Dataset excerpt
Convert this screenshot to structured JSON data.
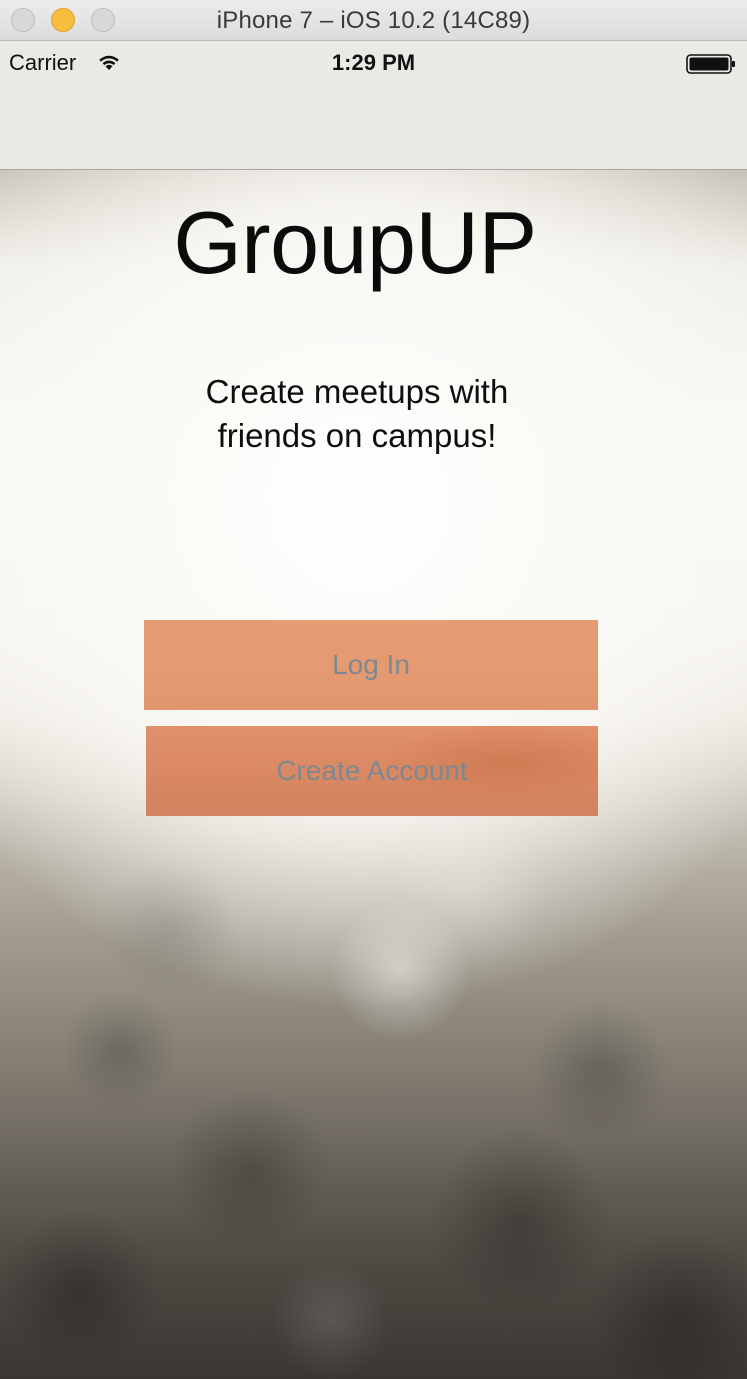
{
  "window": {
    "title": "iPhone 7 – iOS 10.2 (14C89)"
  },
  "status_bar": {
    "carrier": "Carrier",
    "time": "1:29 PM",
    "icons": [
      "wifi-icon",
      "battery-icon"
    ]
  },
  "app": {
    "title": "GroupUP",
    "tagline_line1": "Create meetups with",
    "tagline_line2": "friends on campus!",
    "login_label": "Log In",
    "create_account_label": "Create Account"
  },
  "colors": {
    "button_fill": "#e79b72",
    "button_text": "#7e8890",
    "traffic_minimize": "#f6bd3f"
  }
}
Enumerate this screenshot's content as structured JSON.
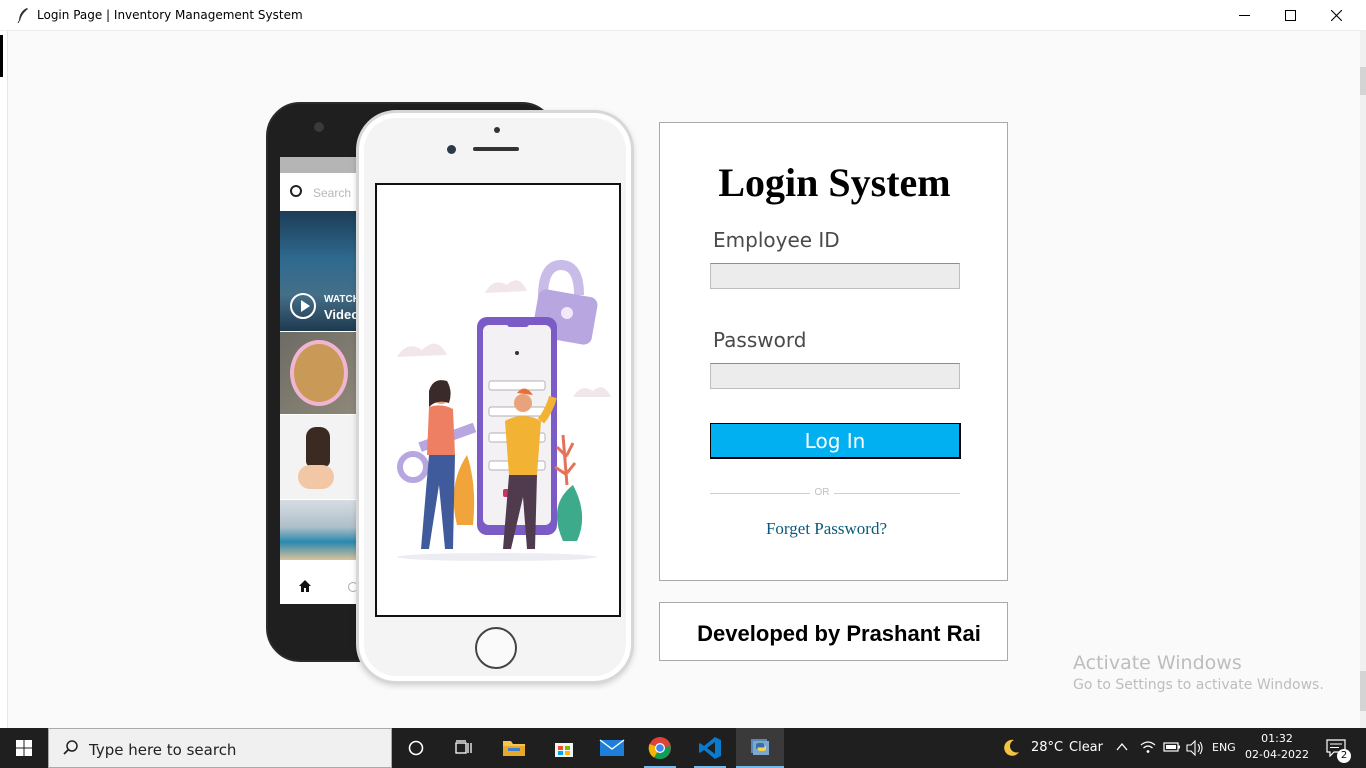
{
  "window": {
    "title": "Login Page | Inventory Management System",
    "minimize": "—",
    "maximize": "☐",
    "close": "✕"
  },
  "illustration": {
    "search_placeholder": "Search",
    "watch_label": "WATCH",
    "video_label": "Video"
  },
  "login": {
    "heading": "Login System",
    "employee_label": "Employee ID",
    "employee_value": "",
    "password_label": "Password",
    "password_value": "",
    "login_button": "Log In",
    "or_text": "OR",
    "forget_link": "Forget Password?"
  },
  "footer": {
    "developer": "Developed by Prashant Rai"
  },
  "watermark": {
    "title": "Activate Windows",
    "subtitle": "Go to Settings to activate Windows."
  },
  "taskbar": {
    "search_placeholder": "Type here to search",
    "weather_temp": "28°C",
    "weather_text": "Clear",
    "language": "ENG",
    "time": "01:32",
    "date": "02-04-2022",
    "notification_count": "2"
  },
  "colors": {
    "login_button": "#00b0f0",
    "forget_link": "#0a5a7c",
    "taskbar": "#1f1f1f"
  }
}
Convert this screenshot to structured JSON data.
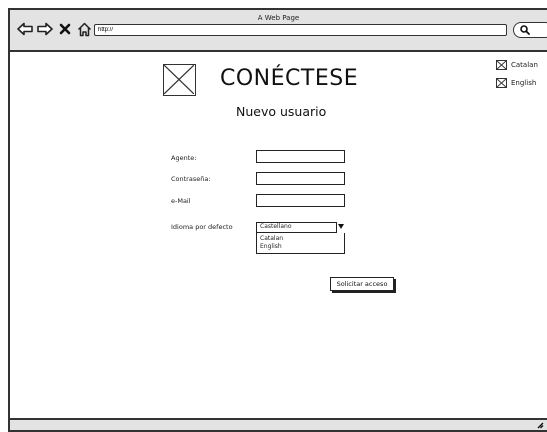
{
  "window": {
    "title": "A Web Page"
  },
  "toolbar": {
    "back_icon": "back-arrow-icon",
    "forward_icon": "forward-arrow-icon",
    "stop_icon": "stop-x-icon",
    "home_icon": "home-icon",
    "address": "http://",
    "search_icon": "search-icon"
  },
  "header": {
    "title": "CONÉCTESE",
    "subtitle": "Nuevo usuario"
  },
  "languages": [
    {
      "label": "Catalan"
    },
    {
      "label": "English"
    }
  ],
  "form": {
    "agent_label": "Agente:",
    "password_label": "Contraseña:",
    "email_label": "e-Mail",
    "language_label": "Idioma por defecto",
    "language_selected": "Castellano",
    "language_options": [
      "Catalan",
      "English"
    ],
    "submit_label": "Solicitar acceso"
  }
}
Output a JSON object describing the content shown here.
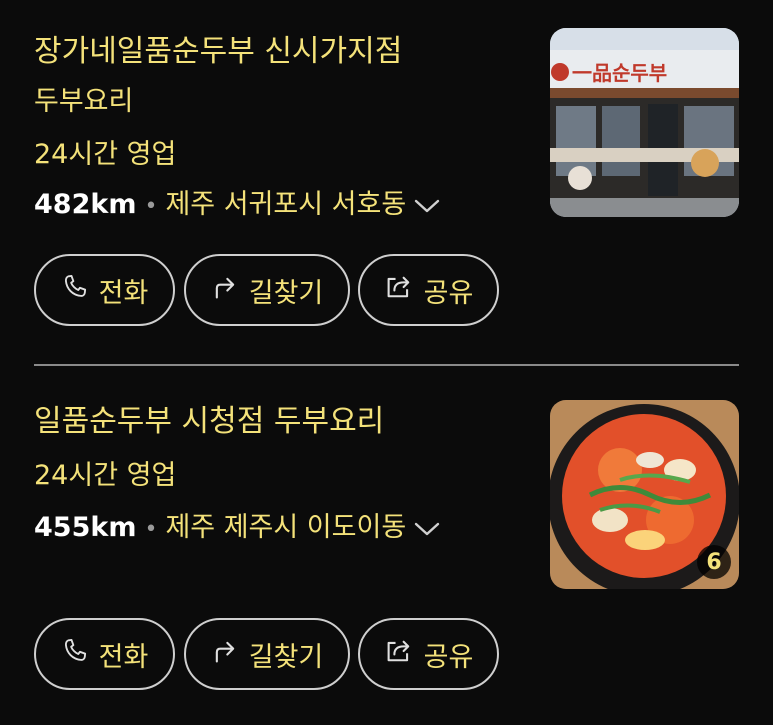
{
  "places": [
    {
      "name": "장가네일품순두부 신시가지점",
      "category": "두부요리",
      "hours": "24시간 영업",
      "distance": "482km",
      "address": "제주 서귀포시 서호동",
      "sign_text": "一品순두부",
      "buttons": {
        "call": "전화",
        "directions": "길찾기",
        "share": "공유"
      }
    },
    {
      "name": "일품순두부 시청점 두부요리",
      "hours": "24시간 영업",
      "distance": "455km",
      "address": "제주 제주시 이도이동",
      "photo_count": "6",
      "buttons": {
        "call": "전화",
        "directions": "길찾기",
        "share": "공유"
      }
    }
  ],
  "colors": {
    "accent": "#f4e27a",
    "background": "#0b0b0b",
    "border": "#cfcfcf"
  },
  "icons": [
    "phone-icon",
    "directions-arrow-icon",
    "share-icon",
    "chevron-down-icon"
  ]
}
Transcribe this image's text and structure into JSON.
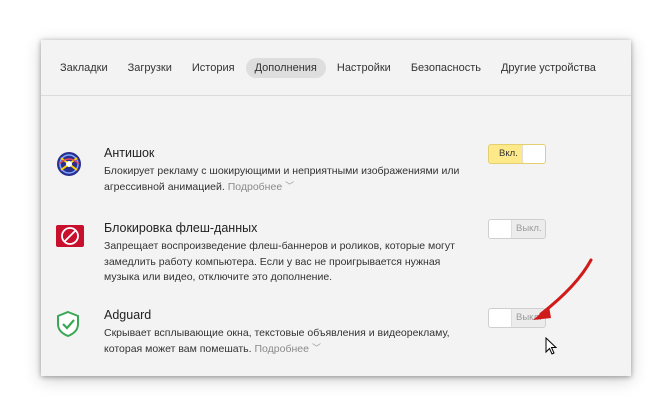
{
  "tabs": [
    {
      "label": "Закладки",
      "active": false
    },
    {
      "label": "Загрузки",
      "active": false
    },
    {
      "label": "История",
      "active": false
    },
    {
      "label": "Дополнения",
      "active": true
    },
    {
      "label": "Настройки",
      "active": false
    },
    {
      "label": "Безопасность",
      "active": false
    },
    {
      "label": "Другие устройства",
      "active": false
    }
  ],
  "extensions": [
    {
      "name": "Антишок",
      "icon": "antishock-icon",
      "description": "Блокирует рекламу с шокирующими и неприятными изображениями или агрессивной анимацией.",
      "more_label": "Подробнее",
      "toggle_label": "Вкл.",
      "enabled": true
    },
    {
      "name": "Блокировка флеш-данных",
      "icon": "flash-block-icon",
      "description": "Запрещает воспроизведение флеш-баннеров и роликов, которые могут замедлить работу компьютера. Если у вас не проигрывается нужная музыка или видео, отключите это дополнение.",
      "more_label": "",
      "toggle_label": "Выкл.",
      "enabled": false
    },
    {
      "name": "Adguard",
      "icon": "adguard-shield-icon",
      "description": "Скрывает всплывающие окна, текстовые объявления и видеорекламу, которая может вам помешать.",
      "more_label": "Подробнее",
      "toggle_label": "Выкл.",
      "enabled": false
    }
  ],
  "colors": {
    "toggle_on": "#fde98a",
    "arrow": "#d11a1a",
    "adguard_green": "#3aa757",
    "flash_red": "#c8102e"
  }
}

Direction: Make a word-for-word copy of the entries, without any pictures.

Response for this exercise:
Convert this screenshot to structured JSON data.
{
  "window": {
    "title": "iPhone 7 – iOS 10.2 (14C89)"
  },
  "status_bar": {
    "carrier": "Carrier",
    "time": "1:29 PM",
    "icons": [
      "wifi-icon",
      "battery-icon"
    ]
  },
  "app": {
    "title": "GroupUP",
    "tagline_line1": "Create meetups with",
    "tagline_line2": "friends on campus!",
    "login_label": "Log In",
    "create_account_label": "Create Account"
  },
  "colors": {
    "button_fill": "#e79b72",
    "button_text": "#7e8890",
    "traffic_minimize": "#f6bd3f"
  }
}
Enumerate this screenshot's content as structured JSON.
{
  "window": {
    "title": "Login Page | Inventory Management System",
    "minimize": "—",
    "maximize": "☐",
    "close": "✕"
  },
  "illustration": {
    "search_placeholder": "Search",
    "watch_label": "WATCH",
    "video_label": "Video"
  },
  "login": {
    "heading": "Login System",
    "employee_label": "Employee ID",
    "employee_value": "",
    "password_label": "Password",
    "password_value": "",
    "login_button": "Log In",
    "or_text": "OR",
    "forget_link": "Forget Password?"
  },
  "footer": {
    "developer": "Developed by Prashant Rai"
  },
  "watermark": {
    "title": "Activate Windows",
    "subtitle": "Go to Settings to activate Windows."
  },
  "taskbar": {
    "search_placeholder": "Type here to search",
    "weather_temp": "28°C",
    "weather_text": "Clear",
    "language": "ENG",
    "time": "01:32",
    "date": "02-04-2022",
    "notification_count": "2"
  },
  "colors": {
    "login_button": "#00b0f0",
    "forget_link": "#0a5a7c",
    "taskbar": "#1f1f1f"
  }
}
Convert this screenshot to structured JSON data.
{
  "window": {
    "title": "A Web Page"
  },
  "toolbar": {
    "back_icon": "back-arrow-icon",
    "forward_icon": "forward-arrow-icon",
    "stop_icon": "stop-x-icon",
    "home_icon": "home-icon",
    "address": "http://",
    "search_icon": "search-icon"
  },
  "header": {
    "title": "CONÉCTESE",
    "subtitle": "Nuevo usuario"
  },
  "languages": [
    {
      "label": "Catalan"
    },
    {
      "label": "English"
    }
  ],
  "form": {
    "agent_label": "Agente:",
    "password_label": "Contraseña:",
    "email_label": "e-Mail",
    "language_label": "Idioma por defecto",
    "language_selected": "Castellano",
    "language_options": [
      "Catalan",
      "English"
    ],
    "submit_label": "Solicitar acceso"
  }
}
Output a JSON object describing the content shown here.
{
  "places": [
    {
      "name": "장가네일품순두부 신시가지점",
      "category": "두부요리",
      "hours": "24시간 영업",
      "distance": "482km",
      "address": "제주 서귀포시 서호동",
      "sign_text": "一品순두부",
      "buttons": {
        "call": "전화",
        "directions": "길찾기",
        "share": "공유"
      }
    },
    {
      "name": "일품순두부 시청점 두부요리",
      "hours": "24시간 영업",
      "distance": "455km",
      "address": "제주 제주시 이도이동",
      "photo_count": "6",
      "buttons": {
        "call": "전화",
        "directions": "길찾기",
        "share": "공유"
      }
    }
  ],
  "colors": {
    "accent": "#f4e27a",
    "background": "#0b0b0b",
    "border": "#cfcfcf"
  },
  "icons": [
    "phone-icon",
    "directions-arrow-icon",
    "share-icon",
    "chevron-down-icon"
  ]
}
Transcribe this image's text and structure into JSON.
{
  "tabs": [
    {
      "label": "Закладки",
      "active": false
    },
    {
      "label": "Загрузки",
      "active": false
    },
    {
      "label": "История",
      "active": false
    },
    {
      "label": "Дополнения",
      "active": true
    },
    {
      "label": "Настройки",
      "active": false
    },
    {
      "label": "Безопасность",
      "active": false
    },
    {
      "label": "Другие устройства",
      "active": false
    }
  ],
  "extensions": [
    {
      "name": "Антишок",
      "icon": "antishock-icon",
      "description": "Блокирует рекламу с шокирующими и неприятными изображениями или агрессивной анимацией.",
      "more_label": "Подробнее",
      "toggle_label": "Вкл.",
      "enabled": true
    },
    {
      "name": "Блокировка флеш-данных",
      "icon": "flash-block-icon",
      "description": "Запрещает воспроизведение флеш-баннеров и роликов, которые могут замедлить работу компьютера. Если у вас не проигрывается нужная музыка или видео, отключите это дополнение.",
      "more_label": "",
      "toggle_label": "Выкл.",
      "enabled": false
    },
    {
      "name": "Adguard",
      "icon": "adguard-shield-icon",
      "description": "Скрывает всплывающие окна, текстовые объявления и видеорекламу, которая может вам помешать.",
      "more_label": "Подробнее",
      "toggle_label": "Выкл.",
      "enabled": false
    }
  ],
  "colors": {
    "toggle_on": "#fde98a",
    "arrow": "#d11a1a",
    "adguard_green": "#3aa757",
    "flash_red": "#c8102e"
  }
}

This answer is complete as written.